Records from a data source
Begin

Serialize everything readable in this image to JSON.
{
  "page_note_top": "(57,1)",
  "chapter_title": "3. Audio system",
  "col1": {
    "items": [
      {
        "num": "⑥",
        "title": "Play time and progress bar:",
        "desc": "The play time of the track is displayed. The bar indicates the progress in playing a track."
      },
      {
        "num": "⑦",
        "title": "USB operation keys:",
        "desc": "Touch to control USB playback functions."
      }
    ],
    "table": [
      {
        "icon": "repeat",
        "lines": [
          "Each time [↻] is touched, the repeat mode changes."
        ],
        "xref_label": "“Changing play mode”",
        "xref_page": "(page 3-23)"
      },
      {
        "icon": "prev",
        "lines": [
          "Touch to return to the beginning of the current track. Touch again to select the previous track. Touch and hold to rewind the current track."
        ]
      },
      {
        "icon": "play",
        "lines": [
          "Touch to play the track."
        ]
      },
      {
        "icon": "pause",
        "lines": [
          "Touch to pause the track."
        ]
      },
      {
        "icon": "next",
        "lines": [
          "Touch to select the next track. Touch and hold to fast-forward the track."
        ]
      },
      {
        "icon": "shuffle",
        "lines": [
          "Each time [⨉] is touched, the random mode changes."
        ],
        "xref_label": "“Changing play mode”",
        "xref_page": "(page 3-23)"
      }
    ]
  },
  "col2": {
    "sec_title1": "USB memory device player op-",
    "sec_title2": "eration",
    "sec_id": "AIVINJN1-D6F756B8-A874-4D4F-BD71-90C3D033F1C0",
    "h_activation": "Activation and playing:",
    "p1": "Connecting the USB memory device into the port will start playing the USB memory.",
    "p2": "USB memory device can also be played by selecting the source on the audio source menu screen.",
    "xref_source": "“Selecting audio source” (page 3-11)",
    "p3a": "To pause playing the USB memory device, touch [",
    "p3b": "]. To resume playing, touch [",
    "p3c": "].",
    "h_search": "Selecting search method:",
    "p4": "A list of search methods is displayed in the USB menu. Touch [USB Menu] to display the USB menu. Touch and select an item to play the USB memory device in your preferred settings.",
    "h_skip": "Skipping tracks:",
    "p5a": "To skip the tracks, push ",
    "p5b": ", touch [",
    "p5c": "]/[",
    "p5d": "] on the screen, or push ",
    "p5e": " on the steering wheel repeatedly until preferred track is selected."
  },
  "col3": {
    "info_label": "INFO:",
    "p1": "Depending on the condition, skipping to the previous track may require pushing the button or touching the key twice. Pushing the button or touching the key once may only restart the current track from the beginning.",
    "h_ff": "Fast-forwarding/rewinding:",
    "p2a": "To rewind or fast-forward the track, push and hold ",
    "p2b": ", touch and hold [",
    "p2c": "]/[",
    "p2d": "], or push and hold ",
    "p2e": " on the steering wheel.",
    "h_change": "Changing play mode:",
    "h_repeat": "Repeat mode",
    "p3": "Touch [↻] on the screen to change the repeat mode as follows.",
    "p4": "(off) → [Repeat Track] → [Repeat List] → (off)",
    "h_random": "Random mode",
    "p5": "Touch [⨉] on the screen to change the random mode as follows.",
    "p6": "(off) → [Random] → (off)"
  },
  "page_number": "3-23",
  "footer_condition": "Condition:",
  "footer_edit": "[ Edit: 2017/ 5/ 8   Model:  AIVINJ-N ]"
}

End

• _Exercise goal_: Scan the material for lines with the word "icon", and copy each line you find.

• _Answer to the problem_:
        "icon": "repeat",
        "icon": "prev",
        "icon": "play",
        "icon": "pause",
        "icon": "next",
        "icon": "shuffle",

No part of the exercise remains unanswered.